= Items from a dataset =

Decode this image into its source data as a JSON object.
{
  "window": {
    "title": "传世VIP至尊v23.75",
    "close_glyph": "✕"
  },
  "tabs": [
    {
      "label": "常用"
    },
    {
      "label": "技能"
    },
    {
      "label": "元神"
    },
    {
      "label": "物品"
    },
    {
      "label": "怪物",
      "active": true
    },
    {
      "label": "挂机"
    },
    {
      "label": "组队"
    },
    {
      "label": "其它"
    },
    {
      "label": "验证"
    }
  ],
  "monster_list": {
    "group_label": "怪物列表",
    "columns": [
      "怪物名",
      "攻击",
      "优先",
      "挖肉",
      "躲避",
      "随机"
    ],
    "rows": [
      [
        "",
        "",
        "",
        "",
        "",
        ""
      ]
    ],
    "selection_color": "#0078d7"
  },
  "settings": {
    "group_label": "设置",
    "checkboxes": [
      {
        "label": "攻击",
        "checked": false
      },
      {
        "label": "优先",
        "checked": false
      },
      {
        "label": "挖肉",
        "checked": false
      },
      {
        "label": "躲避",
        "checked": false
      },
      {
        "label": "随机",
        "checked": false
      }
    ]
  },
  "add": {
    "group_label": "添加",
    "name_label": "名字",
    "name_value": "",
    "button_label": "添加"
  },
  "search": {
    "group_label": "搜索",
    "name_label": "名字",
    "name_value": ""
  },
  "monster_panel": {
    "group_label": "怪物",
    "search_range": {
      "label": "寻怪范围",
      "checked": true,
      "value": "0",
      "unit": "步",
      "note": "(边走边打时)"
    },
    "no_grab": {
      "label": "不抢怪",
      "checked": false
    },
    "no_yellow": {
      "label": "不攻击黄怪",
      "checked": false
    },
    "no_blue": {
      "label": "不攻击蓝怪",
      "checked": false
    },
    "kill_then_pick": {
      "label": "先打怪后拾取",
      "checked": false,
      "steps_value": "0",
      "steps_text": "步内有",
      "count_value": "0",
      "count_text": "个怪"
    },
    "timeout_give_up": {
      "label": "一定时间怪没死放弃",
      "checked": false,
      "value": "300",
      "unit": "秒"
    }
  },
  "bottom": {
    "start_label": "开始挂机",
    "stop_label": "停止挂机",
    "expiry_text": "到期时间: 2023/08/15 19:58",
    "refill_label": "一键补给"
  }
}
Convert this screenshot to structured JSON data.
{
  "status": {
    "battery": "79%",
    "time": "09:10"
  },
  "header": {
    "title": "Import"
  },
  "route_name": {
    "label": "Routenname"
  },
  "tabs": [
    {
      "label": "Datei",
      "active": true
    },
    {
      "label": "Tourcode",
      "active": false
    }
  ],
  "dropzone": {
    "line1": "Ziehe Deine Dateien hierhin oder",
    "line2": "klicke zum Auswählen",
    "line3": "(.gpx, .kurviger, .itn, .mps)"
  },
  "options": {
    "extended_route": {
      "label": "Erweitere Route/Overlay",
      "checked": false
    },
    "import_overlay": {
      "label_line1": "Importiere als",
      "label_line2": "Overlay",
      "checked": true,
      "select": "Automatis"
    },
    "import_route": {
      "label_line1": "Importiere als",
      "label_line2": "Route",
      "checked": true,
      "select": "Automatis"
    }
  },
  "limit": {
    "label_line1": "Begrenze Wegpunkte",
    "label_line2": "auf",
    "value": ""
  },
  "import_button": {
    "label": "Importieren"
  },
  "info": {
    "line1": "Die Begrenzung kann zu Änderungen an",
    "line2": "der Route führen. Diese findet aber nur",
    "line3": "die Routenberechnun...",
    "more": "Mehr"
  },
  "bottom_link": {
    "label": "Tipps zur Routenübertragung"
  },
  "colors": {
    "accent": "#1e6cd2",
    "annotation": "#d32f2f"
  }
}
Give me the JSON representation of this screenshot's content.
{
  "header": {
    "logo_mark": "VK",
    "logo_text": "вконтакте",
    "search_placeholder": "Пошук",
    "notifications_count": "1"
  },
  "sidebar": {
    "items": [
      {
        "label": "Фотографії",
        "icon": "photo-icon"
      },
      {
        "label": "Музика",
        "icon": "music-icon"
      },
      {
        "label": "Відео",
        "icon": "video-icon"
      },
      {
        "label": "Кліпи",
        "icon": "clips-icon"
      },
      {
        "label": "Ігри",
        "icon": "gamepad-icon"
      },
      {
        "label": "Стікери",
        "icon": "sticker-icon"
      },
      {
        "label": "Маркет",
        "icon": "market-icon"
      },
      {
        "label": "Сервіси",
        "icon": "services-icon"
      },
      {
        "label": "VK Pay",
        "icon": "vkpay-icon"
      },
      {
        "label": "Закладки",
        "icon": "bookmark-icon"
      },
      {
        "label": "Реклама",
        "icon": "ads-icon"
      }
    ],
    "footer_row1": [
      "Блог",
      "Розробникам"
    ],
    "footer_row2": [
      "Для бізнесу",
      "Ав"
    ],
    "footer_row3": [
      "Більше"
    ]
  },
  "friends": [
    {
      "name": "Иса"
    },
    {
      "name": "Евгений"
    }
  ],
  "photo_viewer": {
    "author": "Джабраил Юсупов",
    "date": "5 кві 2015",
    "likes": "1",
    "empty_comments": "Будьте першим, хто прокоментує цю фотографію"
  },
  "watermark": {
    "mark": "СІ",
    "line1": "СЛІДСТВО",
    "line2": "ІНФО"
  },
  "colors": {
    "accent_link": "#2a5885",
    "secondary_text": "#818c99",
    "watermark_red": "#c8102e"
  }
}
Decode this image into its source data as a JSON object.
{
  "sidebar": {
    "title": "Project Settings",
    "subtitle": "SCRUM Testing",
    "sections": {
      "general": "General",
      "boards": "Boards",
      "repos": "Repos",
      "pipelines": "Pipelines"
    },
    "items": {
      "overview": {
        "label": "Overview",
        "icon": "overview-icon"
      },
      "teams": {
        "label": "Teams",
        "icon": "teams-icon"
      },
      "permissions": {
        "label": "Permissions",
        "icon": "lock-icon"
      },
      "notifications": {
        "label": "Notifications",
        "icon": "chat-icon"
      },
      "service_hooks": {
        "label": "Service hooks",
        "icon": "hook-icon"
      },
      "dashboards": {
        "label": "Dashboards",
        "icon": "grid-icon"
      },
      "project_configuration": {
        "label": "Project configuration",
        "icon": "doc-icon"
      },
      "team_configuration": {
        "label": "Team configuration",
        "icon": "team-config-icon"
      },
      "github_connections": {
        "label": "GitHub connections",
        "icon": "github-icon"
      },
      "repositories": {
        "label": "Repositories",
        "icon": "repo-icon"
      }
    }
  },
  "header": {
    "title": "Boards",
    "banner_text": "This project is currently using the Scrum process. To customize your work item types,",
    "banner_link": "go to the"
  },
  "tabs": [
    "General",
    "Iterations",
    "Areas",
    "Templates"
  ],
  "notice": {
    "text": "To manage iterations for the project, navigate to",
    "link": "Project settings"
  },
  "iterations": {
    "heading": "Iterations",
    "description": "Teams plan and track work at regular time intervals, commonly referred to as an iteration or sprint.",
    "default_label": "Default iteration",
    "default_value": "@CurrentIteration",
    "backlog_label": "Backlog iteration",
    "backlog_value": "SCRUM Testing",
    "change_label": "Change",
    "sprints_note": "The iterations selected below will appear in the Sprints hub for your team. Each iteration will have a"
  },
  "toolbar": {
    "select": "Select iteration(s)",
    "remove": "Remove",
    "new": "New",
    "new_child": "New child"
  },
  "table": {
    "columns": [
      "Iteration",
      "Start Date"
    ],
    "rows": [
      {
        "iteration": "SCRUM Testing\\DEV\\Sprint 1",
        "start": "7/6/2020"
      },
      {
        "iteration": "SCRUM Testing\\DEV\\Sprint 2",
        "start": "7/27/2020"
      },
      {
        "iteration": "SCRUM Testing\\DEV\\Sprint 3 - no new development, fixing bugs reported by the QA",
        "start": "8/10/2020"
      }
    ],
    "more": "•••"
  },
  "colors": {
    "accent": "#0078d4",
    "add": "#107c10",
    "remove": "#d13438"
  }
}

= OBJECTIVE =
Find every line of the data that holds the string "your", then say how many there are and nothing else.

= RESPONSE BELOW =
2